[Begin]

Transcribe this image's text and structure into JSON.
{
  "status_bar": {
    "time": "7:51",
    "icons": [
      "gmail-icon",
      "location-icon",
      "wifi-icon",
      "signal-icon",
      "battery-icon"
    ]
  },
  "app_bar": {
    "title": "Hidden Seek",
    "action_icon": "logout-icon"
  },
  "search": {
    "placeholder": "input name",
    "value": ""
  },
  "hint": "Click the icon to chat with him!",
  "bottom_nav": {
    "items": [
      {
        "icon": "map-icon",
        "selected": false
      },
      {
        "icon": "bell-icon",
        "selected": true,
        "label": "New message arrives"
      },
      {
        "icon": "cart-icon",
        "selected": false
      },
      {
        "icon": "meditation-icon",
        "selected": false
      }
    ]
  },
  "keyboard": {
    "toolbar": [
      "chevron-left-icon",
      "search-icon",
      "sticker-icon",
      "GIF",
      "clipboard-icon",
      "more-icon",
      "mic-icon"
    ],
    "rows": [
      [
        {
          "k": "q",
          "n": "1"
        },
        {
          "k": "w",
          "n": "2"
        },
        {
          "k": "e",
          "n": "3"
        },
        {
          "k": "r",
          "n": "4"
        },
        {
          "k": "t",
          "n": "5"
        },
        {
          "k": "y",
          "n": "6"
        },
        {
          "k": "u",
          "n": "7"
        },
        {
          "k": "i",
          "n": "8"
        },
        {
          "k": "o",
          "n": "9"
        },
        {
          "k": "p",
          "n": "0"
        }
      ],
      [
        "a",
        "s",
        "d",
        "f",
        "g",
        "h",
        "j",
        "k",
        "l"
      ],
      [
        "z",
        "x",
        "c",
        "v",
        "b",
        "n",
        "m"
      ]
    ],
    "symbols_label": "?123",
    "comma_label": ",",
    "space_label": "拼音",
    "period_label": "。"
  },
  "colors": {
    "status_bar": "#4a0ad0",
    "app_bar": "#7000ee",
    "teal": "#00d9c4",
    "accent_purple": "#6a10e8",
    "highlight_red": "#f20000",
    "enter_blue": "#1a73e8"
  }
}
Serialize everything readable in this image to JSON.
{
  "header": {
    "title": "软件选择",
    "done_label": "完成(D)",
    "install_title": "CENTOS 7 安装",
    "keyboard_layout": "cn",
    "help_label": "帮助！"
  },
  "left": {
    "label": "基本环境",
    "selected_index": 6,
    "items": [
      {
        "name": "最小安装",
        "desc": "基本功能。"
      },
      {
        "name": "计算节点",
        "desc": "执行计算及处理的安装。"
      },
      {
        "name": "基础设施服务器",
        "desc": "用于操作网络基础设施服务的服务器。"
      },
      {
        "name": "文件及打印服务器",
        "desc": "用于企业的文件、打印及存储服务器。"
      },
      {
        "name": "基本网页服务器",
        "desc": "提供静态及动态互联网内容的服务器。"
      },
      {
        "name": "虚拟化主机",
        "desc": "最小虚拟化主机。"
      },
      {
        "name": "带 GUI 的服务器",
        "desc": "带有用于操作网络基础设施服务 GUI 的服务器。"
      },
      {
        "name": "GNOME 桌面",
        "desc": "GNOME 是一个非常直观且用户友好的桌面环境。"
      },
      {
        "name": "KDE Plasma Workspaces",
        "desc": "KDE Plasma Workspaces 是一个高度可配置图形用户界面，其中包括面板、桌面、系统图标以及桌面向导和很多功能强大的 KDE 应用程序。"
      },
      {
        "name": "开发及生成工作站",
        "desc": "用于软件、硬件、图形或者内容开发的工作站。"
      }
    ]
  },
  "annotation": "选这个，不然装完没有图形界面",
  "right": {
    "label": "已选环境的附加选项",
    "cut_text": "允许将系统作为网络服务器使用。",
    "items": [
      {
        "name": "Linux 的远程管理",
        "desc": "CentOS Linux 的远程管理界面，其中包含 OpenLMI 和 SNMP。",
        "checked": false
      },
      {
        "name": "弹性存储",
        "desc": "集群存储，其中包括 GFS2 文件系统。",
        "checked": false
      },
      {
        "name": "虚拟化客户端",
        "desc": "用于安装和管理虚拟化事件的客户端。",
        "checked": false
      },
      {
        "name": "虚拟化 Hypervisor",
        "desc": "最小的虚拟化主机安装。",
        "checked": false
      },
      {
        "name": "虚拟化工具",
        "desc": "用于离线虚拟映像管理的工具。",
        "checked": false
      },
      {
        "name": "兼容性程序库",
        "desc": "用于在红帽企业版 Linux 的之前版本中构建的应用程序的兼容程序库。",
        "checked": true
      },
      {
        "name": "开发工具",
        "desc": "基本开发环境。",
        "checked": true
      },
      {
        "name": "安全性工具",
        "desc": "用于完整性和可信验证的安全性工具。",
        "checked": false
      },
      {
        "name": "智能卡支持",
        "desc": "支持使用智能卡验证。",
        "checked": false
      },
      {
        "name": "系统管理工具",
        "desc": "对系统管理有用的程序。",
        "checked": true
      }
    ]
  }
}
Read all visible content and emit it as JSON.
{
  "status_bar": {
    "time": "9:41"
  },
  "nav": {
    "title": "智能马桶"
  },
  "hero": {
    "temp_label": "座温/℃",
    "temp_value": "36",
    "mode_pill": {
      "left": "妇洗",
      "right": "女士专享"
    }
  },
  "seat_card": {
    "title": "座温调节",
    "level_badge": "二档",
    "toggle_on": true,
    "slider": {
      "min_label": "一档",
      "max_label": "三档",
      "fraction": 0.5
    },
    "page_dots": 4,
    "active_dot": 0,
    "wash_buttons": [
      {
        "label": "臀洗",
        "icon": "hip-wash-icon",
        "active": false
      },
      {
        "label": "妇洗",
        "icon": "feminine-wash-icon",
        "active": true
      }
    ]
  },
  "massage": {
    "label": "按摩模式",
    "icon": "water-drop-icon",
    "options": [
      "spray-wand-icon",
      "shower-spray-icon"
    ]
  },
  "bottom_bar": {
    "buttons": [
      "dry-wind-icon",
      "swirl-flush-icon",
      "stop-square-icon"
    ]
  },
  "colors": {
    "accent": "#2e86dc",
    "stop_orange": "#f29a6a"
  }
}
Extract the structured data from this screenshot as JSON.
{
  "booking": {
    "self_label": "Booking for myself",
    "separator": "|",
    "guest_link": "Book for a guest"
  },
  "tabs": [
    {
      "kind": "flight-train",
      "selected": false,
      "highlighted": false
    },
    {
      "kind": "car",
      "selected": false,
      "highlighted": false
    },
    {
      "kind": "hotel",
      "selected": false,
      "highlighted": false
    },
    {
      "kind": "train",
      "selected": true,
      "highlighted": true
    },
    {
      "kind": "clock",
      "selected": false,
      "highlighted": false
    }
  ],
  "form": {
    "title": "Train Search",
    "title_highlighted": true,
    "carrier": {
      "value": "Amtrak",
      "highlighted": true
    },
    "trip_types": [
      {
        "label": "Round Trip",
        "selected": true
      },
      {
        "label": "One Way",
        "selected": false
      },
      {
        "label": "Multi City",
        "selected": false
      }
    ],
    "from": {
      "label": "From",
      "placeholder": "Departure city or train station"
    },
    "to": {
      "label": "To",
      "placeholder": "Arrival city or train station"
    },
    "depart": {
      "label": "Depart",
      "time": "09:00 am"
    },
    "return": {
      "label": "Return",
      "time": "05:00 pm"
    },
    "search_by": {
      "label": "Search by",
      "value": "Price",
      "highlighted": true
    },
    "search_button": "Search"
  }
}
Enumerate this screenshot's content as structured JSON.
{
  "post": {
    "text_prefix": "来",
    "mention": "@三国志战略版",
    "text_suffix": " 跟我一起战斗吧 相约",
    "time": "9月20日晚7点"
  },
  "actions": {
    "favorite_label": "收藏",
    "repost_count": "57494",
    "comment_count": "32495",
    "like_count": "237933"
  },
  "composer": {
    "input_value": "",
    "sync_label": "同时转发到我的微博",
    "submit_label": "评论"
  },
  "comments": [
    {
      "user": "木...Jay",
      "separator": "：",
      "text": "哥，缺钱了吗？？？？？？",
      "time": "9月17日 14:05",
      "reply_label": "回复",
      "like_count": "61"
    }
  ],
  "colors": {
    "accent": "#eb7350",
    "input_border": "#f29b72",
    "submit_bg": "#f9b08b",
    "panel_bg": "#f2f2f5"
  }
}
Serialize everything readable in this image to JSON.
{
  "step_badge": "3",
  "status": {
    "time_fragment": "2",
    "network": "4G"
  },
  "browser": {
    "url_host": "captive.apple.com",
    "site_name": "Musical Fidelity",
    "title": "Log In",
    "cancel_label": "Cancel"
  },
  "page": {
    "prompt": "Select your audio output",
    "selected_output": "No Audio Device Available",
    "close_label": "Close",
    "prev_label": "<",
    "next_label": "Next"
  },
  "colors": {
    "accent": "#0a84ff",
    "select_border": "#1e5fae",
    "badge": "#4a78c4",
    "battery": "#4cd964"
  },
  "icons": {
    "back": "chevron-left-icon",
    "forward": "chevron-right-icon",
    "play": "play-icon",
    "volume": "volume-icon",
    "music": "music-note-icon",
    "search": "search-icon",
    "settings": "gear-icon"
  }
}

[End]

▸ WHAT YOU WILL DO
Filter the records above and return every line that holds the word "GNOME".

▸ SOLUTION FOR THIS TASK
        "name": "GNOME 桌面",
        "desc": "GNOME 是一个非常直观且用户友好的桌面环境。"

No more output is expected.